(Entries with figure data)
────
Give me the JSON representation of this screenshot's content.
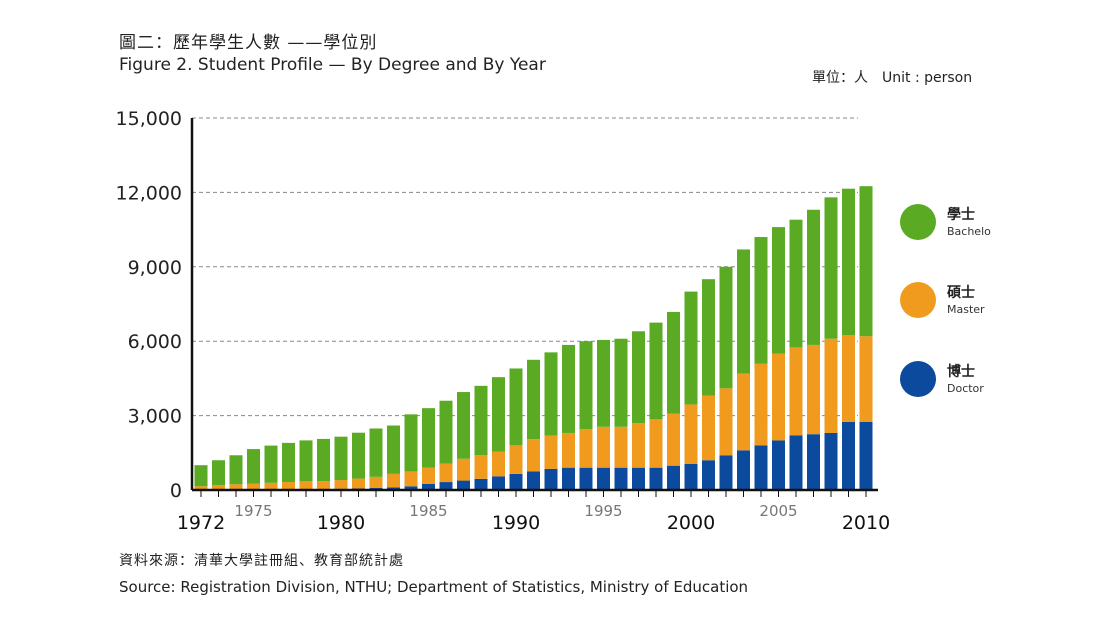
{
  "title_zh": "圖二：歷年學生人數 ——學位別",
  "title_en": "Figure 2. Student Profile — By Degree and By Year",
  "unit_zh": "單位：人",
  "unit_en": "Unit : person",
  "source_zh": "資料來源：清華大學註冊組、教育部統計處",
  "source_en": "Source: Registration Division, NTHU; Department of Statistics, Ministry of Education",
  "colors": {
    "bachelor": "#5aaa23",
    "master": "#f09a1e",
    "doctor": "#0b4a9c"
  },
  "chart_data": {
    "type": "bar",
    "stacked": true,
    "x": [
      1972,
      1973,
      1974,
      1975,
      1976,
      1977,
      1978,
      1979,
      1980,
      1981,
      1982,
      1983,
      1984,
      1985,
      1986,
      1987,
      1988,
      1989,
      1990,
      1991,
      1992,
      1993,
      1994,
      1995,
      1996,
      1997,
      1998,
      1999,
      2000,
      2001,
      2002,
      2003,
      2004,
      2005,
      2006,
      2007,
      2008,
      2009,
      2010
    ],
    "ylim": [
      0,
      15000
    ],
    "yticks": [
      "0",
      "3,000",
      "6,000",
      "9,000",
      "12,000",
      "15,000"
    ],
    "yticks_values": [
      0,
      3000,
      6000,
      9000,
      12000,
      15000
    ],
    "xticks_major": [
      "1972",
      "1980",
      "1990",
      "2000",
      "2010"
    ],
    "xticks_minor": [
      "1975",
      "1985",
      "1995",
      "2005"
    ],
    "grid": true,
    "legend_position": "right",
    "series": [
      {
        "key": "doctor",
        "name_zh": "博士",
        "name": "Doctor",
        "values": [
          0,
          0,
          0,
          0,
          10,
          20,
          30,
          40,
          50,
          60,
          80,
          100,
          150,
          250,
          320,
          380,
          450,
          550,
          650,
          750,
          850,
          900,
          900,
          900,
          900,
          900,
          900,
          980,
          1050,
          1200,
          1400,
          1600,
          1800,
          2000,
          2200,
          2250,
          2300,
          2750,
          2750
        ]
      },
      {
        "key": "master",
        "name_zh": "碩士",
        "name": "Master",
        "values": [
          150,
          200,
          230,
          250,
          280,
          300,
          320,
          320,
          350,
          400,
          450,
          550,
          600,
          650,
          750,
          880,
          950,
          1000,
          1150,
          1300,
          1350,
          1400,
          1550,
          1650,
          1650,
          1800,
          1950,
          2100,
          2400,
          2600,
          2700,
          3100,
          3300,
          3500,
          3550,
          3600,
          3800,
          3500,
          3450
        ]
      },
      {
        "key": "bachelor",
        "name_zh": "學士",
        "name": "Bachelo",
        "values": [
          850,
          1000,
          1170,
          1400,
          1500,
          1580,
          1650,
          1700,
          1750,
          1850,
          1950,
          1950,
          2300,
          2400,
          2530,
          2690,
          2800,
          3000,
          3100,
          3200,
          3350,
          3550,
          3550,
          3500,
          3550,
          3700,
          3900,
          4100,
          4550,
          4700,
          4900,
          5000,
          5100,
          5100,
          5150,
          5450,
          5700,
          5900,
          6050
        ]
      }
    ]
  }
}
────
**Prompt**
Repeat every record precisely. Any picture among them stays out of the copy.

**Output for this task**
Give me the JSON representation of this screenshot's content.
{
  "title_zh": "圖二：歷年學生人數 ——學位別",
  "title_en": "Figure 2. Student Profile — By Degree and By Year",
  "unit_zh": "單位：人",
  "unit_en": "Unit : person",
  "source_zh": "資料來源：清華大學註冊組、教育部統計處",
  "source_en": "Source: Registration Division, NTHU; Department of Statistics, Ministry of Education",
  "colors": {
    "bachelor": "#5aaa23",
    "master": "#f09a1e",
    "doctor": "#0b4a9c"
  },
  "chart_data": {
    "type": "bar",
    "stacked": true,
    "x": [
      1972,
      1973,
      1974,
      1975,
      1976,
      1977,
      1978,
      1979,
      1980,
      1981,
      1982,
      1983,
      1984,
      1985,
      1986,
      1987,
      1988,
      1989,
      1990,
      1991,
      1992,
      1993,
      1994,
      1995,
      1996,
      1997,
      1998,
      1999,
      2000,
      2001,
      2002,
      2003,
      2004,
      2005,
      2006,
      2007,
      2008,
      2009,
      2010
    ],
    "ylim": [
      0,
      15000
    ],
    "yticks": [
      "0",
      "3,000",
      "6,000",
      "9,000",
      "12,000",
      "15,000"
    ],
    "yticks_values": [
      0,
      3000,
      6000,
      9000,
      12000,
      15000
    ],
    "xticks_major": [
      "1972",
      "1980",
      "1990",
      "2000",
      "2010"
    ],
    "xticks_minor": [
      "1975",
      "1985",
      "1995",
      "2005"
    ],
    "grid": true,
    "legend_position": "right",
    "series": [
      {
        "key": "doctor",
        "name_zh": "博士",
        "name": "Doctor",
        "values": [
          0,
          0,
          0,
          0,
          10,
          20,
          30,
          40,
          50,
          60,
          80,
          100,
          150,
          250,
          320,
          380,
          450,
          550,
          650,
          750,
          850,
          900,
          900,
          900,
          900,
          900,
          900,
          980,
          1050,
          1200,
          1400,
          1600,
          1800,
          2000,
          2200,
          2250,
          2300,
          2750,
          2750
        ]
      },
      {
        "key": "master",
        "name_zh": "碩士",
        "name": "Master",
        "values": [
          150,
          200,
          230,
          250,
          280,
          300,
          320,
          320,
          350,
          400,
          450,
          550,
          600,
          650,
          750,
          880,
          950,
          1000,
          1150,
          1300,
          1350,
          1400,
          1550,
          1650,
          1650,
          1800,
          1950,
          2100,
          2400,
          2600,
          2700,
          3100,
          3300,
          3500,
          3550,
          3600,
          3800,
          3500,
          3450
        ]
      },
      {
        "key": "bachelor",
        "name_zh": "學士",
        "name": "Bachelo",
        "values": [
          850,
          1000,
          1170,
          1400,
          1500,
          1580,
          1650,
          1700,
          1750,
          1850,
          1950,
          1950,
          2300,
          2400,
          2530,
          2690,
          2800,
          3000,
          3100,
          3200,
          3350,
          3550,
          3550,
          3500,
          3550,
          3700,
          3900,
          4100,
          4550,
          4700,
          4900,
          5000,
          5100,
          5100,
          5150,
          5450,
          5700,
          5900,
          6050
        ]
      }
    ]
  }
}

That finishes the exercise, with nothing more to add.